Brief:
Check each line for the string "abaixo". Give only the count of lines that have it.

Records to process:
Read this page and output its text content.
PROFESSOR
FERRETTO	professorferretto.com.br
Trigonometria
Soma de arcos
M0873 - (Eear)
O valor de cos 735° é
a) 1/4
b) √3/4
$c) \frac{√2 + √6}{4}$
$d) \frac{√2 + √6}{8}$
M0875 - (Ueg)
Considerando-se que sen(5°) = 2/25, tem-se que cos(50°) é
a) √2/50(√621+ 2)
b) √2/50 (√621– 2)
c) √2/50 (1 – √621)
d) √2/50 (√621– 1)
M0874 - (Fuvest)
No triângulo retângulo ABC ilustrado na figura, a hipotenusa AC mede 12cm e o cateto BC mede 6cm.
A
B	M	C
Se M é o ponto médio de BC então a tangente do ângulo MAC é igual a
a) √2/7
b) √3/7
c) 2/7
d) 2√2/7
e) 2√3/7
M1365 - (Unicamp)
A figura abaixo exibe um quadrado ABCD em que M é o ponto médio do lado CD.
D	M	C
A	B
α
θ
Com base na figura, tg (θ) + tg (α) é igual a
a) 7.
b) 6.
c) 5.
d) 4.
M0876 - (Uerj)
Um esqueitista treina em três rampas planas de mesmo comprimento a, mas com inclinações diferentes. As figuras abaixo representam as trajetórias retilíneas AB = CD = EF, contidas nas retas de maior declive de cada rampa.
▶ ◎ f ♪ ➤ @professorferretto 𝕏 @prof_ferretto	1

Result:
2